━━ KUTIPAN DOKUMEN ━━

Niskala [04]

Posted by penganyamkata on May 12, 2014 under Ulasan | Be the First to Comment

Resensi Novel Niskala | #11

Oleh Ismi Islamia Fathurrahmi

Apa yang biasanya diharapkan dari sebuah buku tentang travelling? Apakah panduan perjalanan beserta ongkos biayanya? Ataukah pengalaman perjalanan dari traveler itu? Atau hal menarik lainnya dari sebuah perjalanan? Jawabannya bisa lebih dari kemungkinan jawaban yang saya ajukan.

Tapi sepanjang saya berdiskusi buku, serta membaca goodreads ataupun blog yang mengulas tentang buku travelling, kebanyakan memang karena ingin mengharapkan ikut merasakan perjalanan serupa. Jadi, mereka membaca kemudian ingin mencobanya juga.

Nah bisa jadi mereka yang berharap begitu, akan kecewa kalau membaca buku Daniel Mahendra terbaru yang berjudul Niskala ini. Yap, judul pendeknya memang sama dengan judul novel epik “Niskala”-nya Hermawan Aksan. Tapi, judul lengkapnya buku Daniel Mahendra ini Niskala: Kisah tentang Cinta, Keyakinan, dan Perjalanan Keliling Dunia. Mengapa penggemar buku-buku perjalanan akan kecewa? Karena memang di buku ini porsi perjalanan hanya 1/3. Karena sesuai dengan judul besarnya ini adalah buku tentang cinta, agama/keyakinan dan perjalanan. Jadi semuanya mendapatkan porsi yang sama.

Bagi saya sendiri yang menyukai buku-buku yang mengajak berpikir, buku ini justru adalah sebuah hal baru. Awalnya saya mengira ini adalah fiksionalisasi dari catatan perjalanan ke Tibetnya Daniel, karena kalau buku “Perjalanan ke Atap Dunia”-nya adalah memoar cerita asli maka saya pikir ketika Mas Daniel menerbitkan Niskala mungkin lebih berbumbu dan lebih mengasyikkan. Ternyata saya salah. Tapi, salah yang mengenakkan karena saya justru mendapat hal-hal baru ketika penulis buku ini memasukkan pemaknaan atas keyakinan keberagamaan, menuliskan tentang perjuangan percintaan.

━━━

- PETUNJUK TUGAS:
1. Salin bagian resensi Niskala dari "Posted by penganyamkata" sampai "ingin mencobanya juga.".
2. Jawab pertanyaan tentang resensi Niskala berikut ini:
(a) Berapa porsi perjalanan dalam buku Niskala karya Daniel Mahendra?
(b) Siapa yang menulis novel epik dengan judul pendek yang sama, "Niskala"?
(c) Apa judul buku Daniel yang disebut sebagai memoar cerita asli?
Entri yang ada sama sekali tidak dipakai di sini.

━━ DATA TAMPILAN ━━

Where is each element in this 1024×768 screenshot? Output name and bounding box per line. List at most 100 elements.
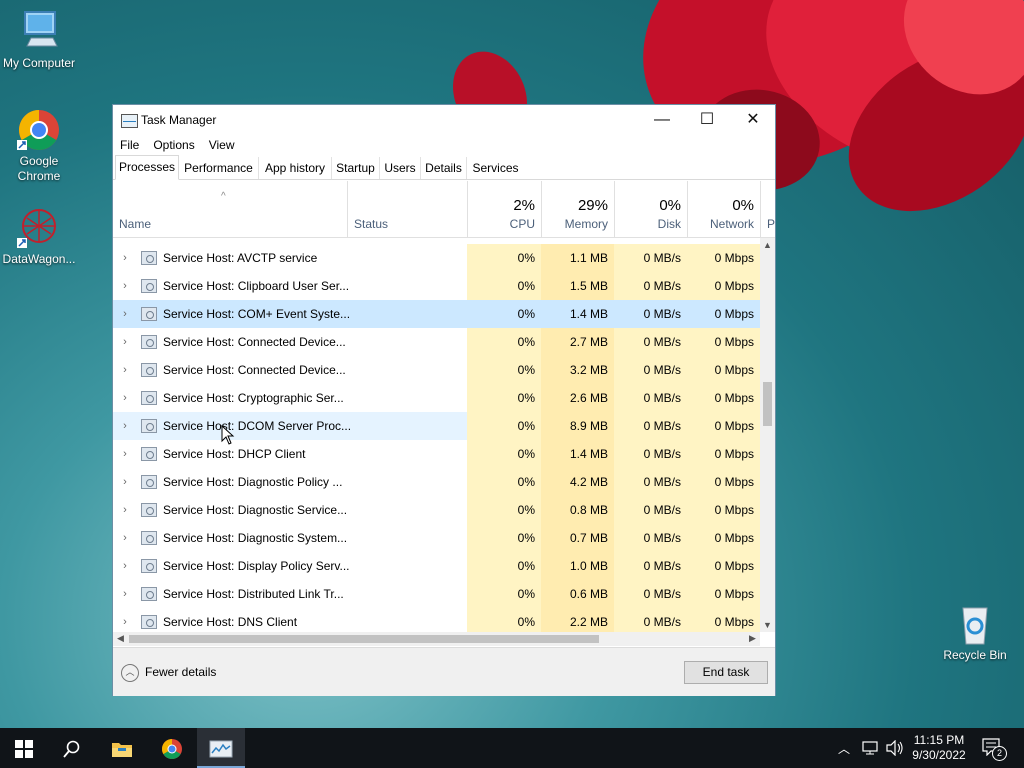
table-row[interactable]: › Service Host: Clipboard User Ser... 0% 1.… bbox=[113, 272, 760, 300]
memory-cell: 3.2 MB bbox=[541, 356, 614, 384]
taskbar-chrome[interactable] bbox=[148, 728, 196, 768]
menu-view[interactable]: View bbox=[202, 135, 242, 155]
network-icon[interactable] bbox=[862, 740, 880, 756]
expand-chevron-icon[interactable]: › bbox=[119, 552, 131, 580]
disk-cell: 0 MB/s bbox=[614, 580, 687, 608]
desktop-icon-recycle-bin[interactable]: Recycle Bin bbox=[935, 602, 1015, 663]
task-manager-icon bbox=[121, 114, 138, 128]
column-header-name[interactable]: Name bbox=[113, 181, 347, 237]
disk-cell: 0 MB/s bbox=[614, 552, 687, 580]
table-row[interactable]: › Service Host: DCOM Server Proc... 0% 8.9 … bbox=[113, 412, 760, 440]
horizontal-scroll-thumb[interactable] bbox=[129, 635, 599, 643]
expand-chevron-icon[interactable]: › bbox=[119, 272, 131, 300]
clock[interactable]: 11:15 PM 9/30/2022 bbox=[908, 733, 970, 763]
column-header-cpu[interactable]: 2% CPU bbox=[467, 181, 541, 237]
expand-chevron-icon[interactable]: › bbox=[119, 356, 131, 384]
scroll-right-icon[interactable]: ▶ bbox=[745, 633, 760, 644]
table-row[interactable]: › Service Host: Distributed Link Tr... 0% 0… bbox=[113, 580, 760, 608]
tab-processes[interactable]: Processes bbox=[115, 155, 179, 180]
network-cell: 0 Mbps bbox=[687, 328, 760, 356]
expand-chevron-icon[interactable]: › bbox=[119, 300, 131, 328]
table-row[interactable]: › Service Host: Display Policy Serv... 0% 1… bbox=[113, 552, 760, 580]
table-row[interactable]: › Service Host: Connected Device... 0% 2.7 … bbox=[113, 328, 760, 356]
table-row[interactable]: › Service Host: Diagnostic Policy ... 0% 4.… bbox=[113, 468, 760, 496]
table-row[interactable]: › Service Host: COM+ Event Syste... 0% 1.4 … bbox=[113, 300, 760, 328]
table-row[interactable]: › Service Host: DNS Client 0% 2.2 MB 0 MB/s 0… bbox=[113, 608, 760, 632]
expand-chevron-icon[interactable]: › bbox=[119, 328, 131, 356]
taskbar-file-explorer[interactable] bbox=[98, 728, 146, 768]
scroll-down-icon[interactable]: ▼ bbox=[760, 620, 775, 630]
column-header-row: ^ Name Status 2% CPU 29% Memory 0% Disk … bbox=[113, 181, 775, 238]
service-host-icon bbox=[141, 559, 157, 573]
expand-chevron-icon[interactable]: › bbox=[119, 440, 131, 468]
expand-chevron-icon[interactable]: › bbox=[119, 496, 131, 524]
memory-cell: 1.0 MB bbox=[541, 552, 614, 580]
tab-users[interactable]: Users bbox=[380, 157, 421, 179]
desktop-icon-datawagon[interactable]: DataWagon... bbox=[0, 206, 79, 267]
disk-total: 0% bbox=[659, 197, 681, 214]
title-bar[interactable]: Task Manager — ☐ ✕ bbox=[113, 105, 775, 135]
expand-chevron-icon[interactable]: › bbox=[119, 412, 131, 440]
expand-chevron-icon[interactable]: › bbox=[119, 524, 131, 552]
tab-app-history[interactable]: App history bbox=[259, 157, 332, 179]
folder-icon bbox=[112, 742, 132, 757]
desktop-icon-my-computer[interactable]: My Computer bbox=[0, 10, 79, 71]
maximize-button[interactable]: ☐ bbox=[684, 105, 730, 135]
tab-details[interactable]: Details bbox=[421, 157, 467, 179]
horizontal-scrollbar[interactable]: ◀ ▶ bbox=[113, 632, 760, 646]
column-header-disk[interactable]: 0% Disk bbox=[614, 181, 687, 237]
expand-chevron-icon[interactable]: › bbox=[119, 384, 131, 412]
service-host-icon bbox=[141, 391, 157, 405]
scroll-left-icon[interactable]: ◀ bbox=[113, 633, 128, 644]
service-host-icon bbox=[141, 363, 157, 377]
tab-startup[interactable]: Startup bbox=[332, 157, 380, 179]
table-row[interactable]: › Service Host: AVCTP service 0% 1.1 MB 0 MB… bbox=[113, 244, 760, 272]
vertical-scroll-thumb[interactable] bbox=[763, 382, 772, 426]
process-name: Service Host: DHCP Client bbox=[163, 447, 306, 461]
fewer-details-button[interactable]: ︿ Fewer details bbox=[121, 663, 216, 682]
disk-cell: 0 MB/s bbox=[614, 244, 687, 272]
end-task-button[interactable]: End task bbox=[684, 661, 768, 684]
menu-file[interactable]: File bbox=[113, 135, 146, 155]
network-cell: 0 Mbps bbox=[687, 356, 760, 384]
column-header-power[interactable]: P bbox=[760, 181, 775, 237]
menu-options[interactable]: Options bbox=[146, 135, 201, 155]
clock-date: 9/30/2022 bbox=[912, 748, 966, 762]
search-button[interactable] bbox=[48, 728, 96, 768]
column-header-network[interactable]: 0% Network bbox=[687, 181, 760, 237]
memory-cell: 2.7 MB bbox=[541, 328, 614, 356]
table-row[interactable]: › Service Host: DHCP Client 0% 1.4 MB 0 MB/s… bbox=[113, 440, 760, 468]
column-header-status[interactable]: Status bbox=[347, 181, 467, 237]
tab-performance[interactable]: Performance bbox=[179, 157, 259, 179]
table-row[interactable]: › Service Host: Connected Device... 0% 3.2 … bbox=[113, 356, 760, 384]
table-row[interactable]: › Service Host: Diagnostic Service... 0% 0.… bbox=[113, 496, 760, 524]
scroll-up-icon[interactable]: ▲ bbox=[760, 240, 775, 250]
network-cell: 0 Mbps bbox=[687, 496, 760, 524]
expand-chevron-icon[interactable]: › bbox=[119, 580, 131, 608]
process-name: Service Host: Display Policy Serv... bbox=[163, 559, 350, 573]
minimize-button[interactable]: — bbox=[639, 105, 685, 135]
volume-icon[interactable] bbox=[886, 740, 904, 756]
network-cell: 0 Mbps bbox=[687, 524, 760, 552]
show-hidden-icons-chevron-icon[interactable]: ︿ bbox=[838, 740, 850, 757]
column-header-memory[interactable]: 29% Memory bbox=[541, 181, 614, 237]
desktop-icon-label: Recycle Bin bbox=[943, 648, 1007, 662]
expand-chevron-icon[interactable]: › bbox=[119, 468, 131, 496]
disk-label: Disk bbox=[657, 217, 681, 231]
process-name: Service Host: Cryptographic Ser... bbox=[163, 391, 344, 405]
close-button[interactable]: ✕ bbox=[730, 105, 776, 135]
start-button[interactable] bbox=[0, 728, 48, 768]
expand-chevron-icon[interactable]: › bbox=[119, 608, 131, 632]
network-cell: 0 Mbps bbox=[687, 608, 760, 632]
menu-bar: File Options View bbox=[113, 135, 775, 155]
table-row[interactable]: › Service Host: Cryptographic Ser... 0% 2.6… bbox=[113, 384, 760, 412]
expand-chevron-icon[interactable]: › bbox=[119, 244, 131, 272]
action-center-button[interactable]: 2 bbox=[982, 738, 1007, 761]
tab-services[interactable]: Services bbox=[467, 157, 524, 179]
taskbar-task-manager[interactable] bbox=[197, 728, 245, 768]
desktop-icon-google-chrome[interactable]: Google Chrome bbox=[0, 108, 79, 184]
memory-cell: 1.1 MB bbox=[541, 244, 614, 272]
vertical-scrollbar[interactable]: ▲ ▼ bbox=[760, 238, 775, 632]
memory-cell: 2.2 MB bbox=[541, 608, 614, 632]
table-row[interactable]: › Service Host: Diagnostic System... 0% 0.7… bbox=[113, 524, 760, 552]
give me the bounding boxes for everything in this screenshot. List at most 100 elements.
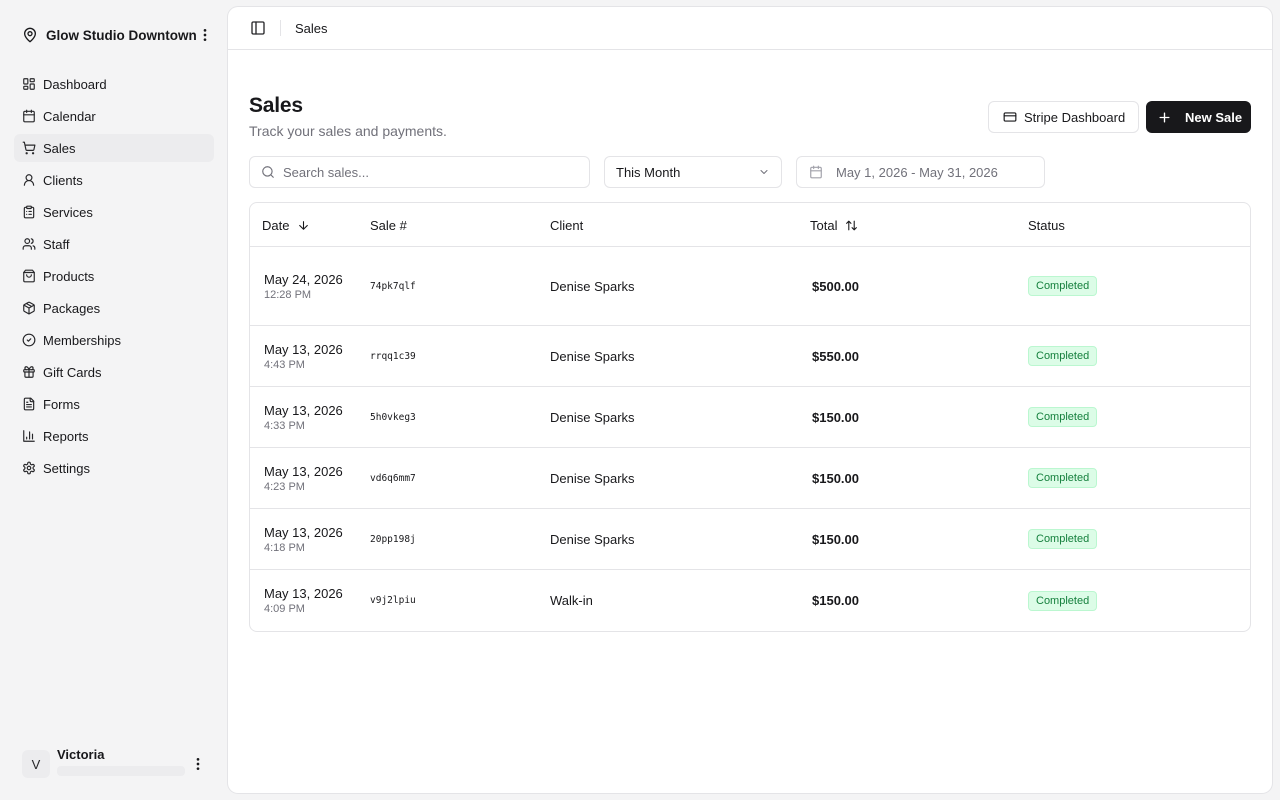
sidebar-item-settings[interactable]: Settings <box>14 454 214 482</box>
client-cell: Walk-in <box>550 570 593 631</box>
divider <box>280 20 281 36</box>
sale-number-cell: vd6q6mm7 <box>370 448 416 508</box>
main-panel: Sales Sales Track your sales and payment… <box>228 7 1272 793</box>
sidebar-item-packages[interactable]: Packages <box>14 294 214 322</box>
status-badge: Completed <box>1028 529 1098 549</box>
sidebar-item-gift-cards[interactable]: Gift Cards <box>14 358 214 386</box>
file-text-icon <box>22 397 36 411</box>
client-name: Denise Sparks <box>550 278 635 294</box>
table-row[interactable]: May 13, 2026 4:18 PM 20pp198j Denise Spar… <box>250 509 1250 570</box>
package-icon <box>22 301 36 315</box>
sidebar-item-label: Products <box>43 268 95 284</box>
sale-number-cell: 5h0vkeg3 <box>370 387 416 447</box>
sale-total: $150.00 <box>812 409 859 425</box>
sale-number: 20pp198j <box>370 533 416 545</box>
credit-card-icon <box>1003 110 1017 124</box>
table-header: Date Sale # Client Total Status <box>250 203 1250 247</box>
workspace-name: Glow Studio Downtown <box>46 27 197 43</box>
date-cell: May 13, 2026 4:43 PM <box>264 326 343 386</box>
client-name: Denise Sparks <box>550 348 635 364</box>
sidebar-item-dashboard[interactable]: Dashboard <box>14 70 214 98</box>
status-cell: Completed <box>1028 509 1098 569</box>
date-range-picker[interactable]: May 1, 2026 - May 31, 2026 <box>796 156 1045 188</box>
more-vertical-icon[interactable] <box>197 27 213 43</box>
page-title: Sales <box>249 94 303 117</box>
sidebar-item-label: Services <box>43 204 93 220</box>
sidebar-item-label: Sales <box>43 140 76 156</box>
gift-icon <box>22 365 36 379</box>
user-name: Victoria <box>57 746 105 762</box>
sale-number: v9j2lpiu <box>370 595 416 606</box>
sale-time: 4:18 PM <box>264 541 305 554</box>
bar-chart-icon <box>22 429 36 443</box>
client-name: Denise Sparks <box>550 531 635 547</box>
workspace-switcher[interactable]: Glow Studio Downtown <box>12 20 216 50</box>
sidebar-item-clients[interactable]: Clients <box>14 166 214 194</box>
sale-total: $150.00 <box>812 593 859 608</box>
sale-date: May 13, 2026 <box>264 524 343 540</box>
avatar: V <box>22 750 50 778</box>
stripe-dashboard-button[interactable]: Stripe Dashboard <box>988 101 1139 133</box>
cart-icon <box>22 141 36 155</box>
sidebar-item-forms[interactable]: Forms <box>14 390 214 418</box>
status-cell: Completed <box>1028 326 1098 386</box>
table-row[interactable]: May 13, 2026 4:23 PM vd6q6mm7 Denise Spar… <box>250 448 1250 509</box>
client-name: Denise Sparks <box>550 470 635 486</box>
sale-number-cell: 20pp198j <box>370 509 416 569</box>
page-header: Sales Track your sales and payments. <box>249 93 447 139</box>
sidebar-item-label: Forms <box>43 396 80 412</box>
search-box <box>249 156 590 188</box>
sidebar-item-calendar[interactable]: Calendar <box>14 102 214 130</box>
sale-number-cell: rrqq1c39 <box>370 326 416 386</box>
date-cell: May 13, 2026 4:18 PM <box>264 509 343 569</box>
sidebar-item-services[interactable]: Services <box>14 198 214 226</box>
bag-icon <box>22 269 36 283</box>
sale-total: $150.00 <box>812 531 859 547</box>
column-date[interactable]: Date <box>262 203 310 247</box>
sidebar-item-label: Clients <box>43 172 83 188</box>
new-sale-button[interactable]: New Sale <box>1146 101 1251 133</box>
sale-total: $550.00 <box>812 348 859 364</box>
table-row[interactable]: May 13, 2026 4:33 PM 5h0vkeg3 Denise Spar… <box>250 387 1250 448</box>
calendar-icon <box>809 165 823 179</box>
table-row[interactable]: May 24, 2026 12:28 PM 74pk7qlf Denise Spa… <box>250 247 1250 326</box>
sidebar-toggle-icon[interactable] <box>250 20 266 36</box>
sort-icon <box>845 219 858 232</box>
sidebar-item-staff[interactable]: Staff <box>14 230 214 258</box>
table-row[interactable]: May 13, 2026 4:09 PM v9j2lpiu Walk-in $15… <box>250 570 1250 631</box>
sale-number: vd6q6mm7 <box>370 472 416 484</box>
total-cell: $500.00 <box>812 247 859 325</box>
sidebar-item-memberships[interactable]: Memberships <box>14 326 214 354</box>
sidebar-item-sales[interactable]: Sales <box>14 134 214 162</box>
period-select-value: This Month <box>616 164 681 180</box>
status-cell: Completed <box>1028 387 1098 447</box>
sidebar-item-label: Settings <box>43 460 90 476</box>
topbar: Sales <box>228 7 1272 50</box>
sale-date: May 24, 2026 <box>264 271 343 287</box>
sidebar-item-reports[interactable]: Reports <box>14 422 214 450</box>
chevron-down-icon <box>758 166 770 178</box>
sidebar-item-label: Staff <box>43 236 70 252</box>
sale-number: 74pk7qlf <box>370 280 416 292</box>
period-select[interactable]: This Month <box>604 156 782 188</box>
table-row[interactable]: May 13, 2026 4:43 PM rrqq1c39 Denise Spar… <box>250 326 1250 387</box>
map-pin-icon <box>22 27 38 43</box>
column-total[interactable]: Total <box>810 203 858 247</box>
sidebar-item-label: Gift Cards <box>43 364 102 380</box>
client-name: Denise Sparks <box>550 409 635 425</box>
date-cell: May 13, 2026 4:23 PM <box>264 448 343 508</box>
sidebar-item-label: Packages <box>43 300 101 316</box>
sale-date: May 13, 2026 <box>264 341 343 357</box>
sale-time: 4:43 PM <box>264 358 305 371</box>
user-menu[interactable]: V Victoria <box>14 744 214 784</box>
search-input[interactable] <box>283 164 563 180</box>
status-badge: Completed <box>1028 468 1098 488</box>
breadcrumb: Sales <box>295 20 328 36</box>
page-subtitle: Track your sales and payments. <box>249 123 447 139</box>
sale-total: $150.00 <box>812 470 859 486</box>
total-cell: $150.00 <box>812 509 859 569</box>
sidebar-item-products[interactable]: Products <box>14 262 214 290</box>
client-name: Walk-in <box>550 593 593 608</box>
client-cell: Denise Sparks <box>550 387 635 447</box>
more-vertical-icon[interactable] <box>190 756 206 772</box>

━━━

- KUMPULAN JAWABAN:
1.
Posted by penganyamkata on May 12, 2014 under Ulasan | Be the First to Comment

Resensi Novel Niskala | #11

Oleh Ismi Islamia Fathurrahmi

Apa yang biasanya diharapkan dari sebuah buku tentang travelling? Apakah panduan perjalanan beserta ongkos biayanya? Ataukah pengalaman perjalanan dari traveler itu? Atau hal menarik lainnya dari sebuah perjalanan? Jawabannya bisa lebih dari kemungkinan jawaban yang saya ajukan.

Tapi sepanjang saya berdiskusi buku, serta membaca goodreads ataupun blog yang mengulas tentang buku travelling, kebanyakan memang karena ingin mengharapkan ikut merasakan perjalanan serupa. Jadi, mereka membaca kemudian ingin mencobanya juga.

2.
(a) 1/3
(b) Hermawan Aksan
(c) "Perjalanan ke Atap Dunia"